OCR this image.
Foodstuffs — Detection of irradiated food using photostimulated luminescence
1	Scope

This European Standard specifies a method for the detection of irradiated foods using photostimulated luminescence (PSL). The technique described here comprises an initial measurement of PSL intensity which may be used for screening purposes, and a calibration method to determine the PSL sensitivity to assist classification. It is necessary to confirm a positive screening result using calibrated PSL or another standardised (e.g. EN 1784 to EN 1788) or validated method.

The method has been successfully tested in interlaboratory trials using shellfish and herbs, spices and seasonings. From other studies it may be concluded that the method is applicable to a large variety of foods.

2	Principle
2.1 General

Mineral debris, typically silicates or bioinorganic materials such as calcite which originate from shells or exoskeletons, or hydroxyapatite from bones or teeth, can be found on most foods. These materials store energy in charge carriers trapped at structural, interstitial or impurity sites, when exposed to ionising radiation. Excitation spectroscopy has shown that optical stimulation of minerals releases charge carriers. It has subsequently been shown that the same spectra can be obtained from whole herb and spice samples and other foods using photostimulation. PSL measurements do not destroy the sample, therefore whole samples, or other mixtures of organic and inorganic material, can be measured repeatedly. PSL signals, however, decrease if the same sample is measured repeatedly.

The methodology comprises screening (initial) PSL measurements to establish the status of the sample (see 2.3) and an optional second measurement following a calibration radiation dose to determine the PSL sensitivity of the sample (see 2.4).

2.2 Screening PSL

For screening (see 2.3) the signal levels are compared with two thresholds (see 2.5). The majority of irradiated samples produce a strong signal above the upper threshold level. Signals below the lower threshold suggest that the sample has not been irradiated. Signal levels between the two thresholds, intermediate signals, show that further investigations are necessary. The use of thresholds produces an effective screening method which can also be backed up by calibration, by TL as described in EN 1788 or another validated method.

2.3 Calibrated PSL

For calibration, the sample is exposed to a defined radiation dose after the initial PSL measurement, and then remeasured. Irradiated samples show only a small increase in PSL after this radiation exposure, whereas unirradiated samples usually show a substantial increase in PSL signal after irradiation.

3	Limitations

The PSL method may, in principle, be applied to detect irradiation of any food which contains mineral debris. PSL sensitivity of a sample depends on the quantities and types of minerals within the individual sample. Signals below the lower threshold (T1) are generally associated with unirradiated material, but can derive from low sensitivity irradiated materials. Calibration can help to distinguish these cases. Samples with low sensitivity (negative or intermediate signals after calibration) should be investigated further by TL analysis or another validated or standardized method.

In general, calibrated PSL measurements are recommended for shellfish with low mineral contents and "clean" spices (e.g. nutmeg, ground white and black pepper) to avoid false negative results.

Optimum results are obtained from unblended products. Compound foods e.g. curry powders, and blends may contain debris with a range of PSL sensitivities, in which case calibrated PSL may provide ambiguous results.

• • • • •

DIRECTION - Each of the records should be retyped exactly.

ANSWER TO THE TASK -
OCR this image.
Foodstuffs — Detection of irradiated food using photostimulated luminescence
1	Scope

This European Standard specifies a method for the detection of irradiated foods using photostimulated luminescence (PSL). The technique described here comprises an initial measurement of PSL intensity which may be used for screening purposes, and a calibration method to determine the PSL sensitivity to assist classification. It is necessary to confirm a positive screening result using calibrated PSL or another standardised (e.g. EN 1784 to EN 1788) or validated method.

The method has been successfully tested in interlaboratory trials using shellfish and herbs, spices and seasonings. From other studies it may be concluded that the method is applicable to a large variety of foods.

2	Principle
2.1 General

Mineral debris, typically silicates or bioinorganic materials such as calcite which originate from shells or exoskeletons, or hydroxyapatite from bones or teeth, can be found on most foods. These materials store energy in charge carriers trapped at structural, interstitial or impurity sites, when exposed to ionising radiation. Excitation spectroscopy has shown that optical stimulation of minerals releases charge carriers. It has subsequently been shown that the same spectra can be obtained from whole herb and spice samples and other foods using photostimulation. PSL measurements do not destroy the sample, therefore whole samples, or other mixtures of organic and inorganic material, can be measured repeatedly. PSL signals, however, decrease if the same sample is measured repeatedly.

The methodology comprises screening (initial) PSL measurements to establish the status of the sample (see 2.3) and an optional second measurement following a calibration radiation dose to determine the PSL sensitivity of the sample (see 2.4).

2.2 Screening PSL

For screening (see 2.3) the signal levels are compared with two thresholds (see 2.5). The majority of irradiated samples produce a strong signal above the upper threshold level. Signals below the lower threshold suggest that the sample has not been irradiated. Signal levels between the two thresholds, intermediate signals, show that further investigations are necessary. The use of thresholds produces an effective screening method which can also be backed up by calibration, by TL as described in EN 1788 or another validated method.

2.3 Calibrated PSL

For calibration, the sample is exposed to a defined radiation dose after the initial PSL measurement, and then remeasured. Irradiated samples show only a small increase in PSL after this radiation exposure, whereas unirradiated samples usually show a substantial increase in PSL signal after irradiation.

3	Limitations

The PSL method may, in principle, be applied to detect irradiation of any food which contains mineral debris. PSL sensitivity of a sample depends on the quantities and types of minerals within the individual sample. Signals below the lower threshold (T1) are generally associated with unirradiated material, but can derive from low sensitivity irradiated materials. Calibration can help to distinguish these cases. Samples with low sensitivity (negative or intermediate signals after calibration) should be investigated further by TL analysis or another validated or standardized method.

In general, calibrated PSL measurements are recommended for shellfish with low mineral contents and "clean" spices (e.g. nutmeg, ground white and black pepper) to avoid false negative results.

Optimum results are obtained from unblended products. Compound foods e.g. curry powders, and blends may contain debris with a range of PSL sensitivities, in which case calibrated PSL may provide ambiguous results.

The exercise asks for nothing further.